(Instruction) From the entries below, gather each line containing the word "JSON".
## Start Extracted material
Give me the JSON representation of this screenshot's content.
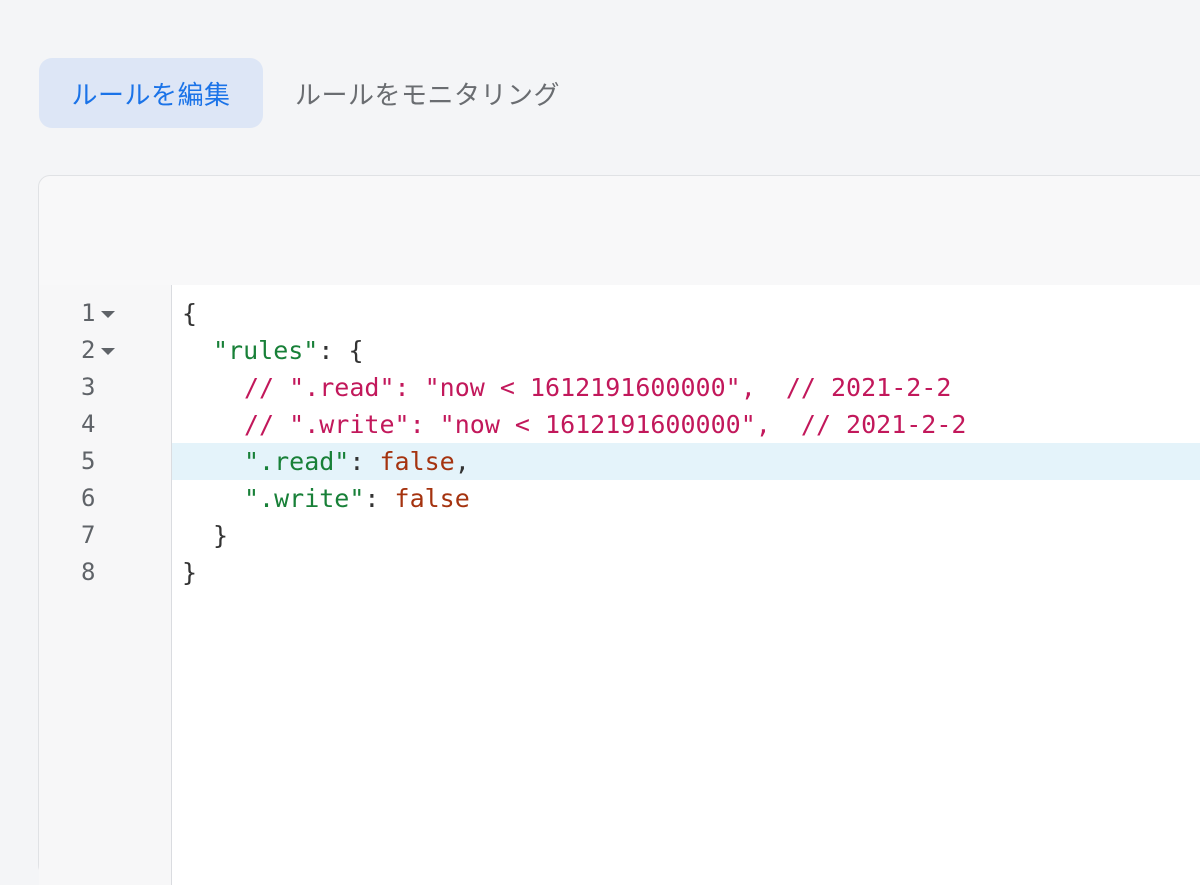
{
  "tabs": [
    {
      "label": "ルールを編集",
      "active": true
    },
    {
      "label": "ルールをモニタリング",
      "active": false
    }
  ],
  "editor": {
    "line_numbers": [
      "1",
      "2",
      "3",
      "4",
      "5",
      "6",
      "7",
      "8"
    ],
    "foldable_lines": [
      "1",
      "2"
    ],
    "active_line": "5",
    "lines": [
      {
        "indent": "",
        "tokens": [
          {
            "t": "{",
            "k": "punc"
          }
        ]
      },
      {
        "indent": "  ",
        "tokens": [
          {
            "t": "\"rules\"",
            "k": "key"
          },
          {
            "t": ": {",
            "k": "punc"
          }
        ]
      },
      {
        "indent": "    ",
        "tokens": [
          {
            "t": "// \".read\": \"now < 1612191600000\",  // 2021-2-2",
            "k": "comment"
          }
        ]
      },
      {
        "indent": "    ",
        "tokens": [
          {
            "t": "// \".write\": \"now < 1612191600000\",  // 2021-2-2",
            "k": "comment"
          }
        ]
      },
      {
        "indent": "    ",
        "tokens": [
          {
            "t": "\".read\"",
            "k": "key"
          },
          {
            "t": ": ",
            "k": "punc"
          },
          {
            "t": "false",
            "k": "bool"
          },
          {
            "t": ",",
            "k": "punc"
          }
        ]
      },
      {
        "indent": "    ",
        "tokens": [
          {
            "t": "\".write\"",
            "k": "key"
          },
          {
            "t": ": ",
            "k": "punc"
          },
          {
            "t": "false",
            "k": "bool"
          }
        ]
      },
      {
        "indent": "  ",
        "tokens": [
          {
            "t": "}",
            "k": "punc"
          }
        ]
      },
      {
        "indent": "",
        "tokens": [
          {
            "t": "}",
            "k": "punc"
          }
        ]
      }
    ]
  }
}
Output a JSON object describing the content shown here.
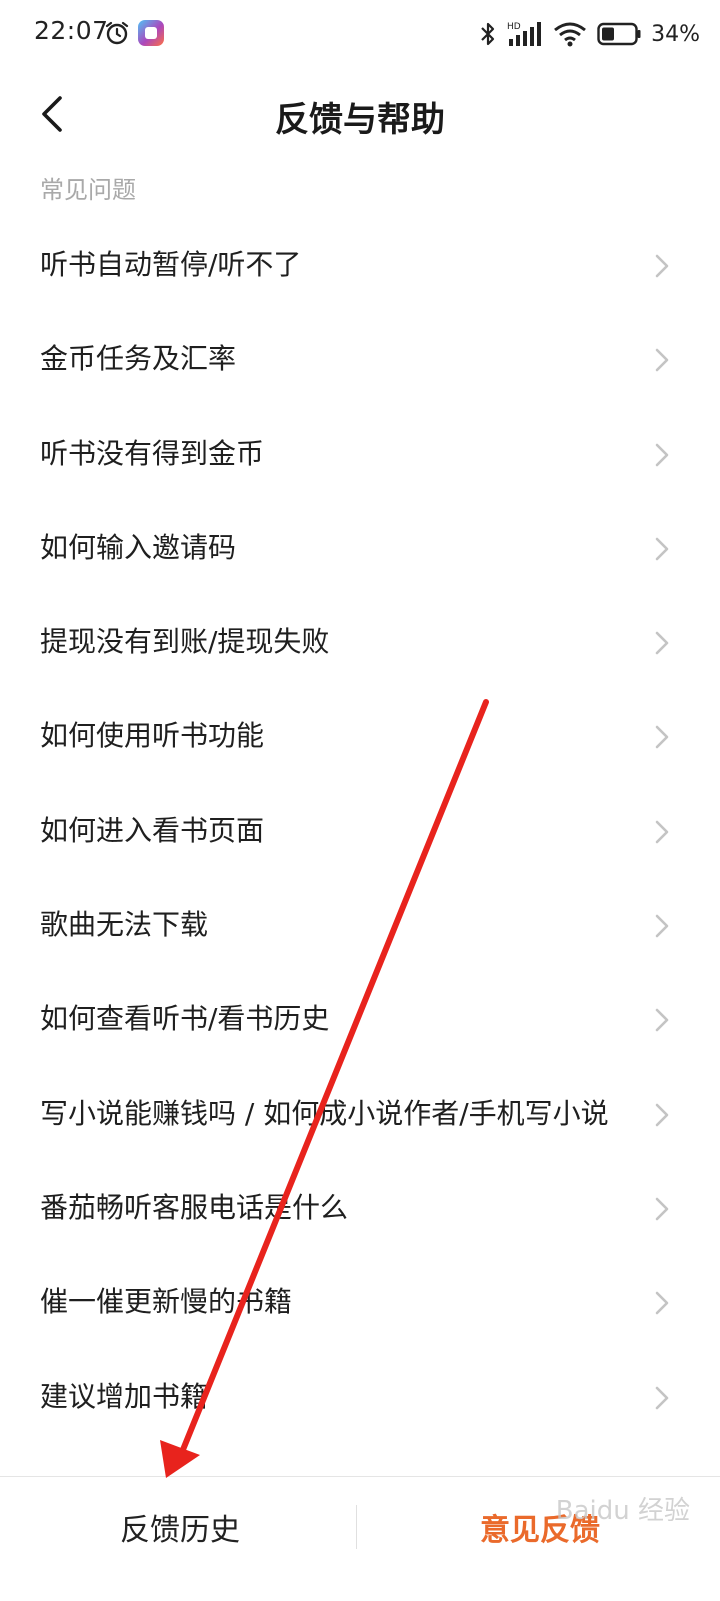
{
  "status_bar": {
    "time": "22:07",
    "battery_percent": "34%",
    "network_label": "HD",
    "icons": [
      "alarm-icon",
      "app-icon",
      "bluetooth-icon",
      "signal-icon",
      "wifi-icon",
      "battery-icon"
    ]
  },
  "header": {
    "title": "反馈与帮助",
    "back_icon": "back-arrow-icon"
  },
  "faq": {
    "section_title": "常见问题",
    "items": [
      {
        "label": "听书自动暂停/听不了"
      },
      {
        "label": "金币任务及汇率"
      },
      {
        "label": "听书没有得到金币"
      },
      {
        "label": "如何输入邀请码"
      },
      {
        "label": "提现没有到账/提现失败"
      },
      {
        "label": "如何使用听书功能"
      },
      {
        "label": "如何进入看书页面"
      },
      {
        "label": "歌曲无法下载"
      },
      {
        "label": "如何查看听书/看书历史"
      },
      {
        "label": "写小说能赚钱吗 / 如何成小说作者/手机写小说"
      },
      {
        "label": "番茄畅听客服电话是什么"
      },
      {
        "label": "催一催更新慢的书籍"
      },
      {
        "label": "建议增加书籍"
      }
    ]
  },
  "bottom_bar": {
    "history_label": "反馈历史",
    "feedback_label": "意见反馈"
  },
  "watermark": "Baidu 经验",
  "colors": {
    "accent": "#ea6a2b",
    "section_text": "#a9a9a9",
    "annotation_arrow": "#e8231d"
  }
}
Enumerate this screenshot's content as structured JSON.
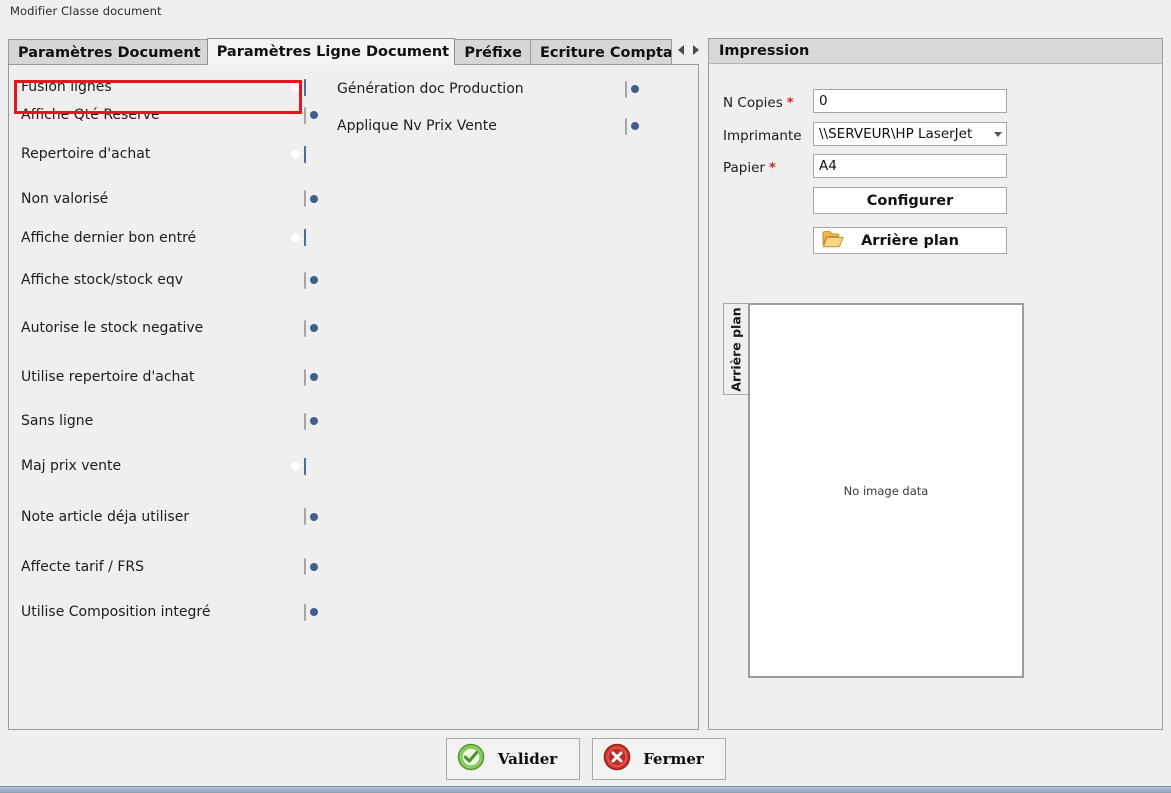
## End Extracted material
(Result below)
Give me the JSON representation of this screenshot's content.
Output a JSON object describing the content shown here.
Enumerate this screenshot's content as structured JSON.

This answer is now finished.